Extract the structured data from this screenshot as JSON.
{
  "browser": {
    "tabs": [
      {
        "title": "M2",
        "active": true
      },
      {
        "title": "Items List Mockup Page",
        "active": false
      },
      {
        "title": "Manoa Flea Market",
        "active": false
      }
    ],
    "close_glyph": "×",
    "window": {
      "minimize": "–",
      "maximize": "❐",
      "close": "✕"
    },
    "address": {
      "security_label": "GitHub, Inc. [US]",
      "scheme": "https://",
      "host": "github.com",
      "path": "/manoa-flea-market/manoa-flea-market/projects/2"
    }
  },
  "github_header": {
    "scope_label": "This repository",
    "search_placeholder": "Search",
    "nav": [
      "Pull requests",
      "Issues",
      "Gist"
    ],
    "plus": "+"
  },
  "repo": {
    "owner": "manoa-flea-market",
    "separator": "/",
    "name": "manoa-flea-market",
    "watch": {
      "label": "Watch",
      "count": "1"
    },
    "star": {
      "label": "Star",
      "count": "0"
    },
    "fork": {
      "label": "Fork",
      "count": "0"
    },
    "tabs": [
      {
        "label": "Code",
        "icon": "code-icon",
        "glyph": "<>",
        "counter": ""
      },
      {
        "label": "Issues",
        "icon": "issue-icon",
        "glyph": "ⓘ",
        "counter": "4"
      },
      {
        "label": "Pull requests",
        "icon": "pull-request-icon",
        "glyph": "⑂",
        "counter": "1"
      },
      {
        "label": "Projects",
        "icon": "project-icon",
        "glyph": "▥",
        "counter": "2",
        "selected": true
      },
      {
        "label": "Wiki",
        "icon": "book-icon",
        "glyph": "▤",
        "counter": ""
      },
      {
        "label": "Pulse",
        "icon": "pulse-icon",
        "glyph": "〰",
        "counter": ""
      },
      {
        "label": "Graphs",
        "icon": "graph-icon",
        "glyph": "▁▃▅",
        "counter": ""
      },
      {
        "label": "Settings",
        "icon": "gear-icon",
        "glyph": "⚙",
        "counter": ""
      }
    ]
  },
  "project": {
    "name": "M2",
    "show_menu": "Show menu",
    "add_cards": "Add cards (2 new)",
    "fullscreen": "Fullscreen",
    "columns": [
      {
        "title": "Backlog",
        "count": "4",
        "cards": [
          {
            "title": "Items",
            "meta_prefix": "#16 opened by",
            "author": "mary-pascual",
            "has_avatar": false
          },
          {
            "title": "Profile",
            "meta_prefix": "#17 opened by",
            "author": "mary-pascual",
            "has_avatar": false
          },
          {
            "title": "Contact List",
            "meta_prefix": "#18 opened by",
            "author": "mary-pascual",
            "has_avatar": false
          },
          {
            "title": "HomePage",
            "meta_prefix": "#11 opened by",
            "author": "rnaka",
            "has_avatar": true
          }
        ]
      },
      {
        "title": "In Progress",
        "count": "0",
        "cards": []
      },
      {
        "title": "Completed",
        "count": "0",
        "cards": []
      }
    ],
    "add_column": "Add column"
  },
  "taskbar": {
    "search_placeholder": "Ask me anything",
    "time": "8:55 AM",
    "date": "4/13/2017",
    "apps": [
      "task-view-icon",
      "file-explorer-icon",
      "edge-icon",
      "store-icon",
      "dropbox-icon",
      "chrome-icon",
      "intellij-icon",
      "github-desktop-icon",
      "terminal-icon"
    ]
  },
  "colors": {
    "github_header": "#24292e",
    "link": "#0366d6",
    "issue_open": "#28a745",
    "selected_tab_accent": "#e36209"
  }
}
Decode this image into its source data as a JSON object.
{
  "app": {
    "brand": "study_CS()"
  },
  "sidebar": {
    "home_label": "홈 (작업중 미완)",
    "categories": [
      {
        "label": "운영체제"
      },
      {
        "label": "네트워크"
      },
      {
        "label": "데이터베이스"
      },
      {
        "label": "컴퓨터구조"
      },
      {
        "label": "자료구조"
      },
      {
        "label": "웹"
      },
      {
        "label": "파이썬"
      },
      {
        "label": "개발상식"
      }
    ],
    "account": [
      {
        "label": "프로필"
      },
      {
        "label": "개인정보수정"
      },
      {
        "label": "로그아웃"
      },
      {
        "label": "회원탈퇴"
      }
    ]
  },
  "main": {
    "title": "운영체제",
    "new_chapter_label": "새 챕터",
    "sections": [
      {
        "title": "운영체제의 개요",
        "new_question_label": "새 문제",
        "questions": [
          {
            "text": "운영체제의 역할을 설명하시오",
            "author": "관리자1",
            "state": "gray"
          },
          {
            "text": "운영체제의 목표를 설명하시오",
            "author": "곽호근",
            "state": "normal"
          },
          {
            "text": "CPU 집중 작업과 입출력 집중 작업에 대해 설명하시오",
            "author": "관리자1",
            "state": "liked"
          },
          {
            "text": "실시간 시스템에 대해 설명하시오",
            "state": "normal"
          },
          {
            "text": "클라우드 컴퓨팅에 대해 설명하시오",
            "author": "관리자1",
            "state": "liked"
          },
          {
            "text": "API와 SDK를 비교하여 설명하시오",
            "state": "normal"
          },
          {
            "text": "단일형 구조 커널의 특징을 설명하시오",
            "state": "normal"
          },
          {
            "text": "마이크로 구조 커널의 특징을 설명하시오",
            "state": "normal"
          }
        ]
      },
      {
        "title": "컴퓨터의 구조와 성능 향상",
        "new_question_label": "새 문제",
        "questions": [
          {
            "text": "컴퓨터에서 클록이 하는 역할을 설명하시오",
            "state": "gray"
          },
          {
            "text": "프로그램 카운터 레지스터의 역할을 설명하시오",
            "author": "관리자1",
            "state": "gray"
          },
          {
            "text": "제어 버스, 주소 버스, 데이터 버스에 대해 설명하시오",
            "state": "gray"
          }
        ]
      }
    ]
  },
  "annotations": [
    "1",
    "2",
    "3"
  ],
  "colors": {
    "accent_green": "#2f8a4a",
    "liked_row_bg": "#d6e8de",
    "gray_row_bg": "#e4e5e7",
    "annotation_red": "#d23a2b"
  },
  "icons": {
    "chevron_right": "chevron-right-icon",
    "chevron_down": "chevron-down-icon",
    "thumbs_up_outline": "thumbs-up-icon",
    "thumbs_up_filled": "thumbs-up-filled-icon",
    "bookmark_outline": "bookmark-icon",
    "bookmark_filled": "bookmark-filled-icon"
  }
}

• [TASK DETAILS] Using the listing above, return all lines where the word "bookmark" occurs.

• [ANSWER TO THE EXERCISE]
    "bookmark_outline": "bookmark-icon",
    "bookmark_filled": "bookmark-filled-icon"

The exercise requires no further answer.